(Stored records)
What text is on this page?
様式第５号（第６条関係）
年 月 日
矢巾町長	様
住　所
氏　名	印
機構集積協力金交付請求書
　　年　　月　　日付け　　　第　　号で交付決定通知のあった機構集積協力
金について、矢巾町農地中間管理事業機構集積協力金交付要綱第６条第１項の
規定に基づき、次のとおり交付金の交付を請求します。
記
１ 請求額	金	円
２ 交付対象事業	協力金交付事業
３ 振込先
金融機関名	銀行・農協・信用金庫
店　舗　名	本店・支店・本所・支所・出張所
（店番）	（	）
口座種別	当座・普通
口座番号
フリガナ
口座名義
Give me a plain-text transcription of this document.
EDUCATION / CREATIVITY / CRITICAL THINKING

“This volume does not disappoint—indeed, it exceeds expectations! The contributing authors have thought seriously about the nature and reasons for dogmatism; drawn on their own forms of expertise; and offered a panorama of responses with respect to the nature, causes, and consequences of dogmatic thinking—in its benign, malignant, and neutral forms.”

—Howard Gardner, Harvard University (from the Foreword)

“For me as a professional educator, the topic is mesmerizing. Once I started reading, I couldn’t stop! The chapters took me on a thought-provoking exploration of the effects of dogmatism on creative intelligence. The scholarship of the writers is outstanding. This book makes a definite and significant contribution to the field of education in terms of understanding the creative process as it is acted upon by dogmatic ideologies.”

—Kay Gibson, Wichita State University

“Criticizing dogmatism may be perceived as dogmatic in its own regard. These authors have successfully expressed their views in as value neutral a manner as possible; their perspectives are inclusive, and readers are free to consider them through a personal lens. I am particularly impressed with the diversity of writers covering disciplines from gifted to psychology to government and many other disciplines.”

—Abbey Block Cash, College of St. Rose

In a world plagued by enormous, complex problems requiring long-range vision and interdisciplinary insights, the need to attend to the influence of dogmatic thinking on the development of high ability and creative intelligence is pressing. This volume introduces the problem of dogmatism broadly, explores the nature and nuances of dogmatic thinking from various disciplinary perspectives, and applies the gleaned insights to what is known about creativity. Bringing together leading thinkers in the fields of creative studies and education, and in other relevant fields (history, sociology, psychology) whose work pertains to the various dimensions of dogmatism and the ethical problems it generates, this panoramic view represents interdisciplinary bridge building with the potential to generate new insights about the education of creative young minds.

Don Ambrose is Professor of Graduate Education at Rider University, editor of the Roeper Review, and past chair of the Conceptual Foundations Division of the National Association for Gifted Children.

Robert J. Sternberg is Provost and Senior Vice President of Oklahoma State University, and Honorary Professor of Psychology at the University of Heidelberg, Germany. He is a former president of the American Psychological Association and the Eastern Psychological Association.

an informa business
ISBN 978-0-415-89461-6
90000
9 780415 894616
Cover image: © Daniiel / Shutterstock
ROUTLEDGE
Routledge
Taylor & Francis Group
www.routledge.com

| Given exercise |
How many lines of these entries contain the string "intelligence"? Reply with the number alone.

| Solution for this exercise |
2